### [WHAT THE TASK REQUIRES]
Pick out every line of the entries below where "NASA" occurs, and copy those lines.

### [DATASET EXCERPTS]
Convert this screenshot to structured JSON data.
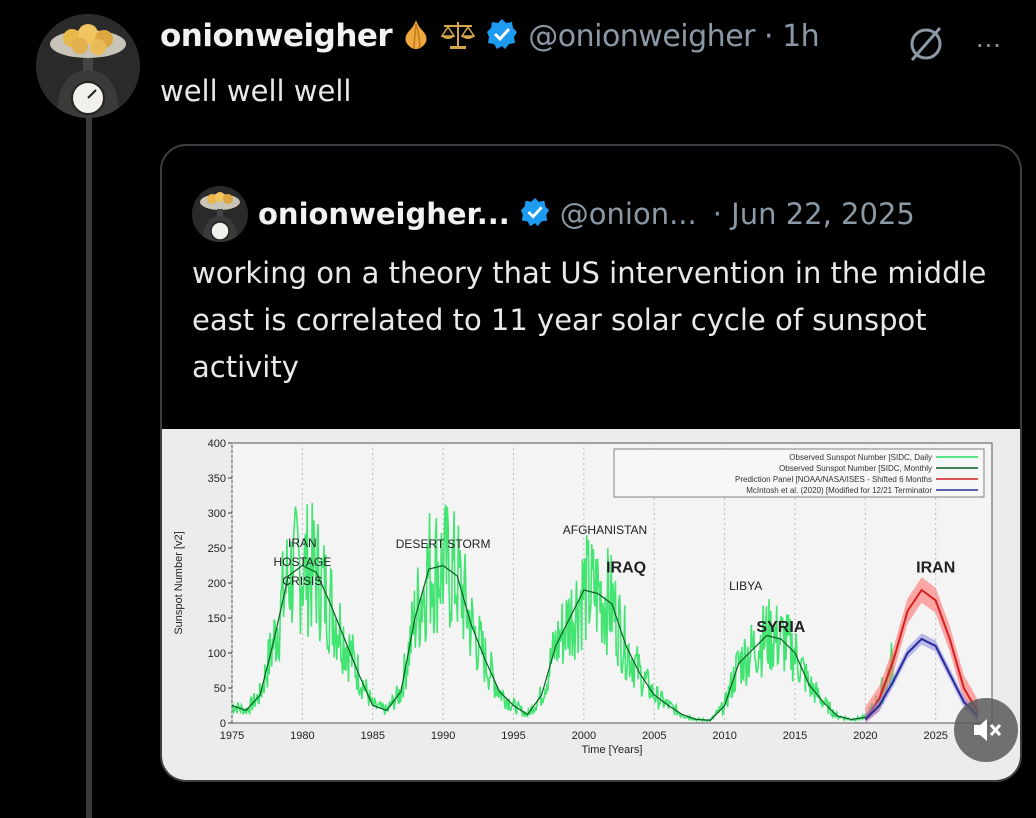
{
  "post": {
    "display_name": "onionweigher",
    "handle_time": "@onionweigher · 1h",
    "text": "well well well",
    "more_label": "···"
  },
  "quote": {
    "display_name": "onionweigher...",
    "handle": "@onion...",
    "date": "· Jun 22, 2025",
    "text": "working on a theory that US intervention in the middle east is correlated to 11 year solar cycle of sunspot activity"
  },
  "colors": {
    "verified": "#1d9bf0",
    "observed_daily": "#22e05a",
    "observed_monthly": "#0b5e22",
    "prediction_panel": "#d42020",
    "mcintosh": "#2a2a9a"
  },
  "chart_data": {
    "type": "line",
    "title": "",
    "xlabel": "Time [Years]",
    "ylabel": "Sunspot Number [v2]",
    "xlim": [
      1975,
      2029
    ],
    "ylim": [
      0,
      400
    ],
    "xticks": [
      1975,
      1980,
      1985,
      1990,
      1995,
      2000,
      2005,
      2010,
      2015,
      2020,
      2025
    ],
    "yticks": [
      0,
      50,
      100,
      150,
      200,
      250,
      300,
      350,
      400
    ],
    "legend": {
      "placement": "top-right",
      "entries": [
        "Observed Sunspot Number [SIDC, Daily",
        "Observed Sunspot Number [SIDC, Monthly",
        "Prediction Panel [NOAA/NASA/ISES - Shifted 6 Months",
        "McIntosh et al. (2020) [Modified for 12/21 Terminator"
      ]
    },
    "series": [
      {
        "name": "Observed Sunspot Number [SIDC, Monthly",
        "x": [
          1975,
          1976,
          1977,
          1978,
          1979,
          1980,
          1981,
          1982,
          1983,
          1984,
          1985,
          1986,
          1987,
          1988,
          1989,
          1990,
          1991,
          1992,
          1993,
          1994,
          1995,
          1996,
          1997,
          1998,
          1999,
          2000,
          2001,
          2002,
          2003,
          2004,
          2005,
          2006,
          2007,
          2008,
          2009,
          2010,
          2011,
          2012,
          2013,
          2014,
          2015,
          2016,
          2017,
          2018,
          2019,
          2020,
          2021,
          2022
        ],
        "y": [
          25,
          18,
          40,
          120,
          210,
          225,
          215,
          170,
          120,
          70,
          25,
          18,
          45,
          150,
          220,
          225,
          210,
          140,
          90,
          45,
          25,
          12,
          40,
          110,
          150,
          190,
          185,
          170,
          110,
          70,
          40,
          25,
          12,
          5,
          4,
          25,
          85,
          105,
          125,
          120,
          100,
          55,
          30,
          10,
          5,
          8,
          35,
          90
        ]
      },
      {
        "name": "Prediction Panel [NOAA/NASA/ISES - Shifted 6 Months",
        "x": [
          2020,
          2021,
          2022,
          2023,
          2024,
          2025,
          2026,
          2027,
          2028
        ],
        "y": [
          5,
          35,
          90,
          160,
          190,
          175,
          120,
          50,
          15
        ]
      },
      {
        "name": "McIntosh et al. (2020) [Modified for 12/21 Terminator",
        "x": [
          2020,
          2021,
          2022,
          2023,
          2024,
          2025,
          2026,
          2027,
          2028
        ],
        "y": [
          5,
          25,
          60,
          100,
          120,
          110,
          70,
          30,
          10
        ]
      }
    ],
    "annotations": [
      {
        "text": "IRAN HOSTAGE CRISIS",
        "x": 1980,
        "y": 240
      },
      {
        "text": "DESERT STORM",
        "x": 1990,
        "y": 250
      },
      {
        "text": "AFGHANISTAN",
        "x": 2001.5,
        "y": 270
      },
      {
        "text": "IRAQ",
        "x": 2003,
        "y": 215
      },
      {
        "text": "LIBYA",
        "x": 2011.5,
        "y": 190
      },
      {
        "text": "SYRIA",
        "x": 2014,
        "y": 130
      },
      {
        "text": "IRAN",
        "x": 2025,
        "y": 215
      }
    ]
  }
}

### [IN RESPONSE]
        "Prediction Panel [NOAA/NASA/ISES - Shifted 6 Months",
        "name": "Prediction Panel [NOAA/NASA/ISES - Shifted 6 Months",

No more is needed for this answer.